(REQUIRED WORK) Quote the records beneath, complete and exact. Leave out images.

═════ MATERIAL SHOWN ═════

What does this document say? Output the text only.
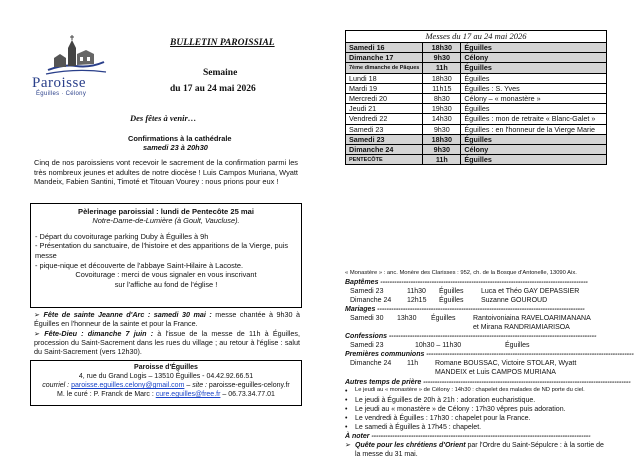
Paroisse
Éguilles · Célony
BULLETIN PAROISSIAL
Semaine
du 17 au 24 mai 2026
Des fêtes à venir…
Confirmations à la cathédrale
samedi 23 à 20h30
Cinq de nos paroissiens vont recevoir le sacrement de la confirmation parmi les très nombreux jeunes et adultes de notre diocèse ! Luis Campos Muriana, Wyatt Mandeix, Fabien Santini, Timoté et Titouan Vourey : nous prions pour eux !
Pèlerinage paroissial : lundi de Pentecôte 25 mai
Notre-Dame-de-Lumière (à Goult, Vaucluse).
- Départ du covoiturage parking Duby à Éguilles à 9h
- Présentation du sanctuaire, de l'histoire et des apparitions de la Vierge, puis messe
- pique-nique et découverte de l'abbaye Saint-Hilaire à Lacoste.
Covoiturage : merci de vous signaler en vous inscrivant
sur l'affiche au fond de l'église !

➢ Fête de sainte Jeanne d'Arc : samedi 30 mai : messe chantée à 9h30 à Éguilles en l'honneur de la sainte et pour la France.

➢ Fête-Dieu : dimanche 7 juin : à l'issue de la messe de 11h à Éguilles, procession du Saint-Sacrement dans les rues du village ; au retour à l'église : salut du Saint-Sacrement (vers 12h30).

Paroisse d'Éguilles
4, rue du Grand Logis – 13510 Éguilles - 04.42.92.66.51
courriel : paroisse.eguilles.celony@gmail.com – site : paroisse-eguilles-celony.fr
M. le curé : P. Franck de Marc : cure.eguilles@free.fr – 06.73.34.77.01
Messes du 17 au 24 mai 2026		
Samedi 16	18h30	Éguilles
Dimanche 17	9h30	Célony
7ème dimanche de Pâques	11h	Éguilles
Lundi 18	18h30	Éguilles
Mardi 19	11h15	Éguilles : S. Yves
Mercredi 20	8h30	Célony – « monastère »
Jeudi 21	19h30	Éguilles
Vendredi 22	14h30	Éguilles : mon de retraite « Blanc-Galet »
Samedi 23	9h30	Éguilles : en l'honneur de la Vierge Marie
Samedi 23	18h30	Éguilles
Dimanche 24	9h30	Célony
PENTECÔTE	11h	Éguilles
« Monastère » : anc. Monère des Clarisses : 952, ch. de la Bosque d'Antonelle, 13090 Aix.
Baptêmes -----------------------------------------------------------------------------------------
Samedi 23	11h30	Éguilles	Luca et Théo GAY DEPASSIER
Dimanche 24	12h15	Éguilles	Suzanne GOUROUD
Mariages -----------------------------------------------------------------------------------------
Samedi 30	13h30	Éguilles	Rantoivoniaina RAVELOARIMANANA
et Mirana RANDRIAMIARISOA
Confessions -----------------------------------------------------------------------------------------
Samedi 23	10h30 – 11h30	Éguilles
Premières communions -----------------------------------------------------------------------------------------
Dimanche 24	11h	Romane BOUSSAC, Victoire STOLAR, Wyatt
MANDEIX et Luis CAMPOS MURIANA
Autres temps de prière -----------------------------------------------------------------------------------------
•	Le jeudi au « monastère » de Célony : 14h30 : chapelet des malades de ND porte du ciel.
•	Le jeudi à Éguilles de 20h à 21h : adoration eucharistique.
•	Le jeudi au « monastère » de Célony : 17h30 vêpres puis adoration.
•	Le vendredi à Éguilles : 17h30 : chapelet pour la France.
•	Le samedi à Éguilles à 17h45 : chapelet.
À noter ----------------------------------------------------------------------------------------------
➢ Quête pour les chrétiens d'Orient par l'Ordre du Saint-Sépulcre : à la sortie de la messe du 31 mai.
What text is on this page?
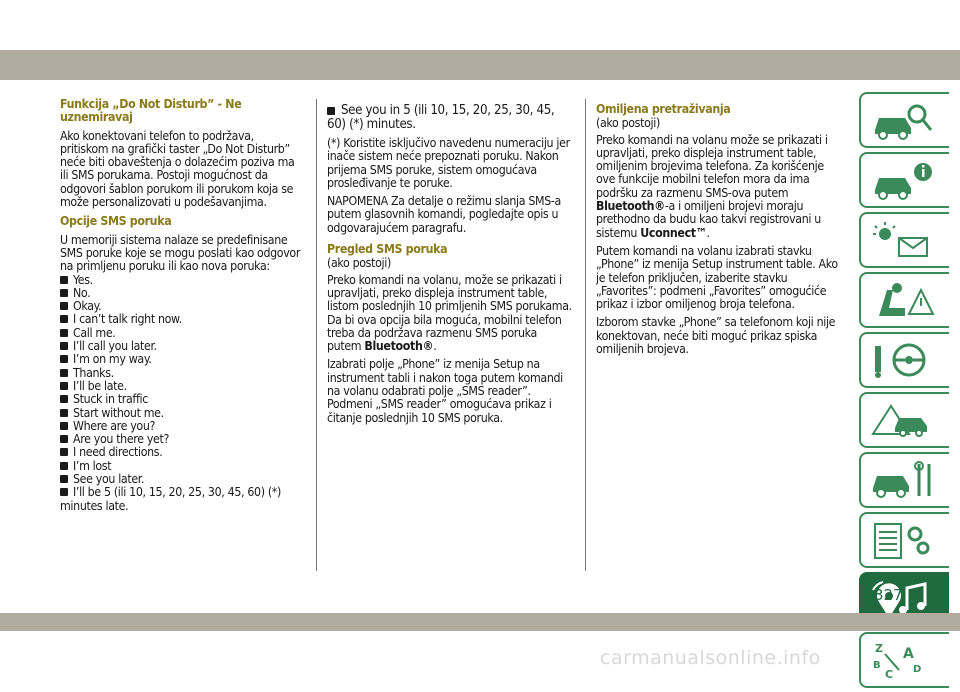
Funkcija „Do Not Disturb” - Ne uznemiravaj

Ako konektovani telefon to podržava, pritiskom na grafički taster „Do Not Disturb” neće biti obaveštenja o dolazećim poziva ma ili SMS porukama. Postoji mogućnost da odgovori šablon porukom ili porukom koja se može personalizovati u podešavanjima.

Opcije SMS poruka

U memoriji sistema nalaze se predefinisane SMS poruke koje se mogu poslati kao odgovor na primljenu poruku ili kao nova poruka:

Yes.
No.
Okay.
I can’t talk right now.
Call me.
I’ll call you later.
I’m on my way.
Thanks.
I’ll be late.
Stuck in traffic
Start without me.
Where are you?
Are you there yet?
I need directions.
I’m lost
See you later.
I’ll be 5 (ili 10, 15, 20, 25, 30, 45, 60) (*) minutes late.
See you in 5 (ili 10, 15, 20, 25, 30, 45, 60) (*) minutes.

(*) Koristite isključivo navedenu numeraciju jer inače sistem neće prepoznati poruku. Nakon prijema SMS poruke, sistem omogućava prosleđivanje te poruke.

NAPOMENA Za detalje o režimu slanja SMS-a putem glasovnih komandi, pogledajte opis u odgovarajućem paragrafu.

Pregled SMS poruka

(ako postoji)

Preko komandi na volanu, može se prikazati i upravljati, preko displeja instrument table, listom poslednjih 10 primljenih SMS porukama. Da bi ova opcija bila moguća, mobilni telefon treba da podržava razmenu SMS poruka putem Bluetooth®.

Izabrati polje „Phone” iz menija Setup na instrument tabli i nakon toga putem komandi na volanu odabrati polje „SMS reader”. Podmeni „SMS reader” omogućava prikaz i čitanje poslednjih 10 SMS poruka.

Omiljena pretraživanja

(ako postoji)

Preko komandi na volanu može se prikazati i upravljati, preko displeja instrument table, omiljenim brojevima telefona. Za korišćenje ove funkcije mobilni telefon mora da ima podršku za razmenu SMS-ova putem Bluetooth®-a i omiljeni brojevi moraju prethodno da budu kao takvi registrovani u sistemu Uconnect™.

Putem komandi na volanu izabrati stavku „Phone” iz menija Setup instrument table. Ako je telefon priključen, izaberite stavku „Favorites”: podmeni „Favorites” omogućiće prikaz i izbor omiljenog broja telefona.

Izborom stavke „Phone” sa telefonom koji nije konektovan, neće biti moguć prikaz spiska omiljenih brojeva.

Z A
B
C D
327
carmanualsonline.info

═════

(ANSWER TO THE TASK)
What does this document say? Output the text only.
Paroisse
Éguilles · Célony
BULLETIN PAROISSIAL
Semaine
du 17 au 24 mai 2026
Des fêtes à venir…
Confirmations à la cathédrale
samedi 23 à 20h30
Cinq de nos paroissiens vont recevoir le sacrement de la confirmation parmi les très nombreux jeunes et adultes de notre diocèse ! Luis Campos Muriana, Wyatt Mandeix, Fabien Santini, Timoté et Titouan Vourey : nous prions pour eux !
Pèlerinage paroissial : lundi de Pentecôte 25 mai
Notre-Dame-de-Lumière (à Goult, Vaucluse).
- Départ du covoiturage parking Duby à Éguilles à 9h
- Présentation du sanctuaire, de l'histoire et des apparitions de la Vierge, puis messe
- pique-nique et découverte de l'abbaye Saint-Hilaire à Lacoste.
Covoiturage : merci de vous signaler en vous inscrivant
sur l'affiche au fond de l'église !

➢ Fête de sainte Jeanne d'Arc : samedi 30 mai : messe chantée à 9h30 à Éguilles en l'honneur de la sainte et pour la France.

➢ Fête-Dieu : dimanche 7 juin : à l'issue de la messe de 11h à Éguilles, procession du Saint-Sacrement dans les rues du village ; au retour à l'église : salut du Saint-Sacrement (vers 12h30).

Paroisse d'Éguilles
4, rue du Grand Logis – 13510 Éguilles - 04.42.92.66.51
courriel : paroisse.eguilles.celony@gmail.com – site : paroisse-eguilles-celony.fr
M. le curé : P. Franck de Marc : cure.eguilles@free.fr – 06.73.34.77.01
Messes du 17 au 24 mai 2026		
Samedi 16	18h30	Éguilles
Dimanche 17	9h30	Célony
7ème dimanche de Pâques	11h	Éguilles
Lundi 18	18h30	Éguilles
Mardi 19	11h15	Éguilles : S. Yves
Mercredi 20	8h30	Célony – « monastère »
Jeudi 21	19h30	Éguilles
Vendredi 22	14h30	Éguilles : mon de retraite « Blanc-Galet »
Samedi 23	9h30	Éguilles : en l'honneur de la Vierge Marie
Samedi 23	18h30	Éguilles
Dimanche 24	9h30	Célony
PENTECÔTE	11h	Éguilles
« Monastère » : anc. Monère des Clarisses : 952, ch. de la Bosque d'Antonelle, 13090 Aix.
Baptêmes -----------------------------------------------------------------------------------------
Samedi 23	11h30	Éguilles	Luca et Théo GAY DEPASSIER
Dimanche 24	12h15	Éguilles	Suzanne GOUROUD
Mariages -----------------------------------------------------------------------------------------
Samedi 30	13h30	Éguilles	Rantoivoniaina RAVELOARIMANANA
et Mirana RANDRIAMIARISOA
Confessions -----------------------------------------------------------------------------------------
Samedi 23	10h30 – 11h30	Éguilles
Premières communions -----------------------------------------------------------------------------------------
Dimanche 24	11h	Romane BOUSSAC, Victoire STOLAR, Wyatt
MANDEIX et Luis CAMPOS MURIANA
Autres temps de prière -----------------------------------------------------------------------------------------
•	Le jeudi au « monastère » de Célony : 14h30 : chapelet des malades de ND porte du ciel.
•	Le jeudi à Éguilles de 20h à 21h : adoration eucharistique.
•	Le jeudi au « monastère » de Célony : 17h30 vêpres puis adoration.
•	Le vendredi à Éguilles : 17h30 : chapelet pour la France.
•	Le samedi à Éguilles à 17h45 : chapelet.
À noter ----------------------------------------------------------------------------------------------
➢ Quête pour les chrétiens d'Orient par l'Ordre du Saint-Sépulcre : à la sortie de la messe du 31 mai.
What text is on this page?
Funkcija „Do Not Disturb” - Ne uznemiravaj

Ako konektovani telefon to podržava, pritiskom na grafički taster „Do Not Disturb” neće biti obaveštenja o dolazećim poziva ma ili SMS porukama. Postoji mogućnost da odgovori šablon porukom ili porukom koja se može personalizovati u podešavanjima.

Opcije SMS poruka

U memoriji sistema nalaze se predefinisane SMS poruke koje se mogu poslati kao odgovor na primljenu poruku ili kao nova poruka:

Yes.
No.
Okay.
I can’t talk right now.
Call me.
I’ll call you later.
I’m on my way.
Thanks.
I’ll be late.
Stuck in traffic
Start without me.
Where are you?
Are you there yet?
I need directions.
I’m lost
See you later.
I’ll be 5 (ili 10, 15, 20, 25, 30, 45, 60) (*) minutes late.
See you in 5 (ili 10, 15, 20, 25, 30, 45, 60) (*) minutes.

(*) Koristite isključivo navedenu numeraciju jer inače sistem neće prepoznati poruku. Nakon prijema SMS poruke, sistem omogućava prosleđivanje te poruke.

NAPOMENA Za detalje o režimu slanja SMS-a putem glasovnih komandi, pogledajte opis u odgovarajućem paragrafu.

Pregled SMS poruka

(ako postoji)

Preko komandi na volanu, može se prikazati i upravljati, preko displeja instrument table, listom poslednjih 10 primljenih SMS porukama. Da bi ova opcija bila moguća, mobilni telefon treba da podržava razmenu SMS poruka putem Bluetooth®.

Izabrati polje „Phone” iz menija Setup na instrument tabli i nakon toga putem komandi na volanu odabrati polje „SMS reader”. Podmeni „SMS reader” omogućava prikaz i čitanje poslednjih 10 SMS poruka.

Omiljena pretraživanja

(ako postoji)

Preko komandi na volanu može se prikazati i upravljati, preko displeja instrument table, omiljenim brojevima telefona. Za korišćenje ove funkcije mobilni telefon mora da ima podršku za razmenu SMS-ova putem Bluetooth®-a i omiljeni brojevi moraju prethodno da budu kao takvi registrovani u sistemu Uconnect™.

Putem komandi na volanu izabrati stavku „Phone” iz menija Setup instrument table. Ako je telefon priključen, izaberite stavku „Favorites”: podmeni „Favorites” omogućiće prikaz i izbor omiljenog broja telefona.

Izborom stavke „Phone” sa telefonom koji nije konektovan, neće biti moguć prikaz spiska omiljenih brojeva.

Z A
B
C D
327
carmanualsonline.info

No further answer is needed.